▶ _What you will do_
Below are some entries. Copy each line that holds the string "path".

(Saved data entries)
------------

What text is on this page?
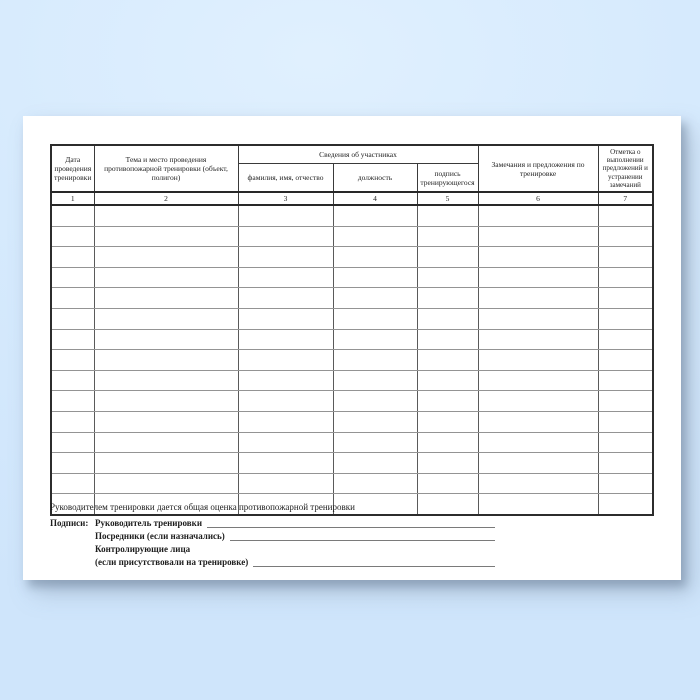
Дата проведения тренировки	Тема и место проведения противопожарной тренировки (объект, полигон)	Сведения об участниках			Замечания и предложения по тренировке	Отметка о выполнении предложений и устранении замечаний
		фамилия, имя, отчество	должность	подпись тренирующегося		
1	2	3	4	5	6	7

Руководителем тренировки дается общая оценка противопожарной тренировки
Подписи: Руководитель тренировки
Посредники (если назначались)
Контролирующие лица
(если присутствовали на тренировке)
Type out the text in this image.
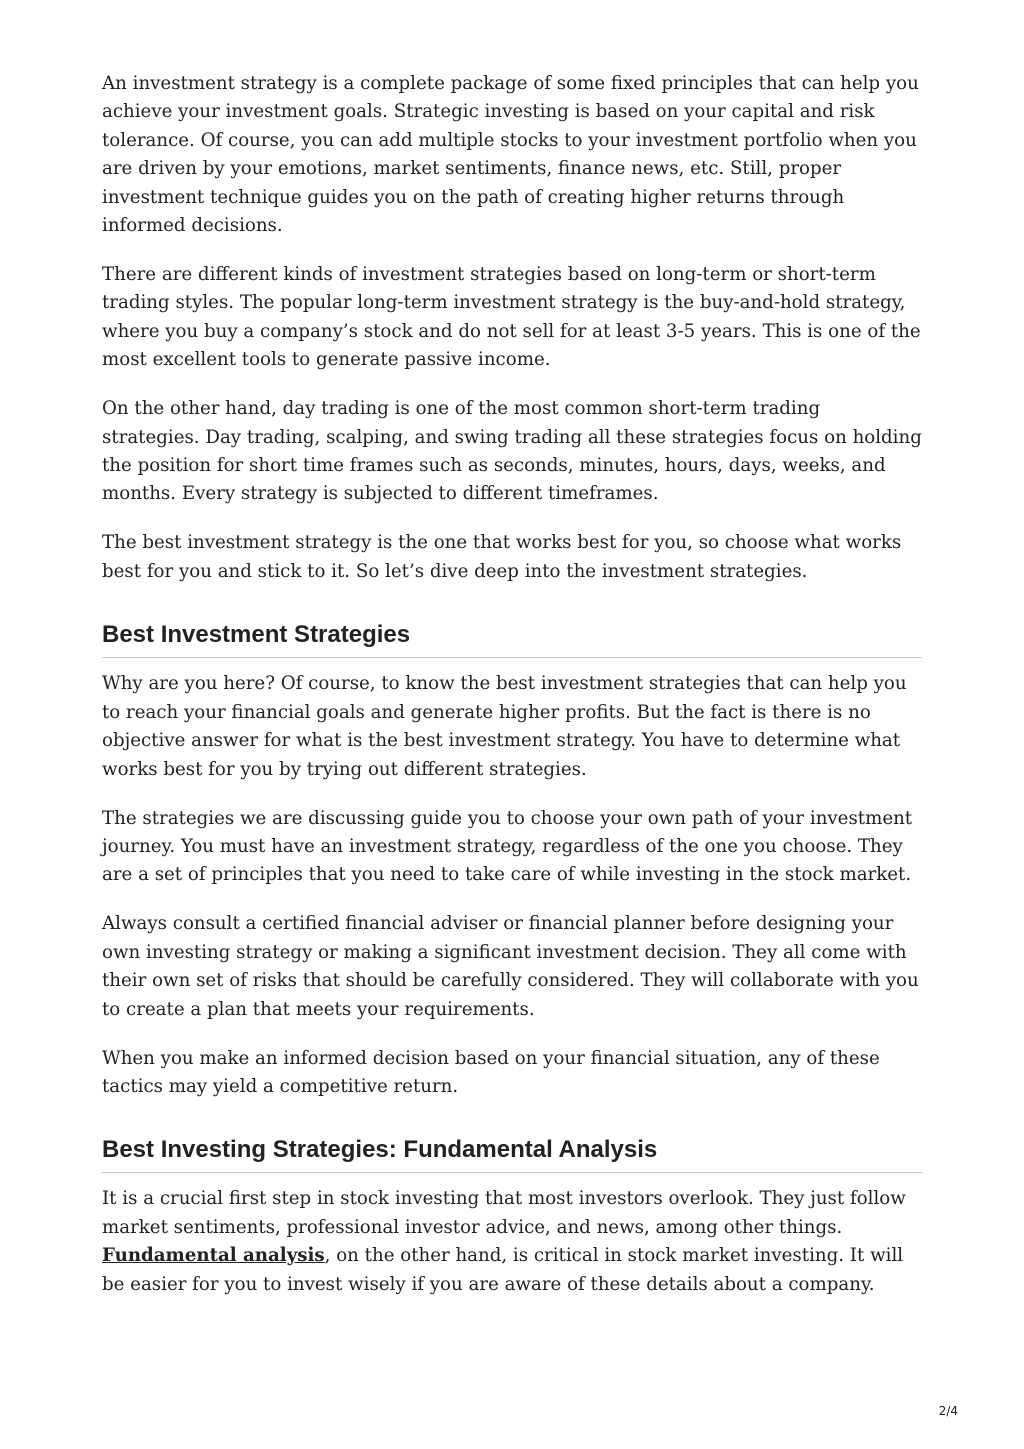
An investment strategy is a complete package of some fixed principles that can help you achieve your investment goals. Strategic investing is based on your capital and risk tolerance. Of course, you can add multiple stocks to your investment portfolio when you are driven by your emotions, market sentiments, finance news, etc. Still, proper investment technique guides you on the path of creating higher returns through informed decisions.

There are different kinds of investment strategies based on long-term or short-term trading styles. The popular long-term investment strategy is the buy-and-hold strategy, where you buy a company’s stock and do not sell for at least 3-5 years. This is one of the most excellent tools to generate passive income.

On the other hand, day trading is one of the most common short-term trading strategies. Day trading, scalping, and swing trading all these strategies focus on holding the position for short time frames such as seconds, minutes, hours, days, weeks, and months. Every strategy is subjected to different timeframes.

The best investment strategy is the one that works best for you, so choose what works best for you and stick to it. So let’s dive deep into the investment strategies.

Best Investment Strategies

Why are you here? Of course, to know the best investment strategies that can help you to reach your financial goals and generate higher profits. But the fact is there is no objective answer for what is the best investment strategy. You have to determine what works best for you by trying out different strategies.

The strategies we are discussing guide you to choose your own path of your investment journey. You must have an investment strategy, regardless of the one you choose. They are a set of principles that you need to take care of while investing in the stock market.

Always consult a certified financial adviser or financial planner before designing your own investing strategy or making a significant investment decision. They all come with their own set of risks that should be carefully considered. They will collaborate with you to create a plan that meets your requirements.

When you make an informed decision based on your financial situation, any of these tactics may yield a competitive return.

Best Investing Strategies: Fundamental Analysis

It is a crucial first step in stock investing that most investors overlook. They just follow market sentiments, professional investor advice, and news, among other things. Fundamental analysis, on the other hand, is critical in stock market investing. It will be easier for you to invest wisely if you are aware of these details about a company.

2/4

------------

▶ _Solution to the problem_
An investment strategy is a complete package of some fixed principles that can help you achieve your investment goals. Strategic investing is based on your capital and risk tolerance. Of course, you can add multiple stocks to your investment portfolio when you are driven by your emotions, market sentiments, finance news, etc. Still, proper investment technique guides you on the path of creating higher returns through informed decisions.
The strategies we are discussing guide you to choose your own path of your investment journey. You must have an investment strategy, regardless of the one you choose. They are a set of principles that you need to take care of while investing in the stock market.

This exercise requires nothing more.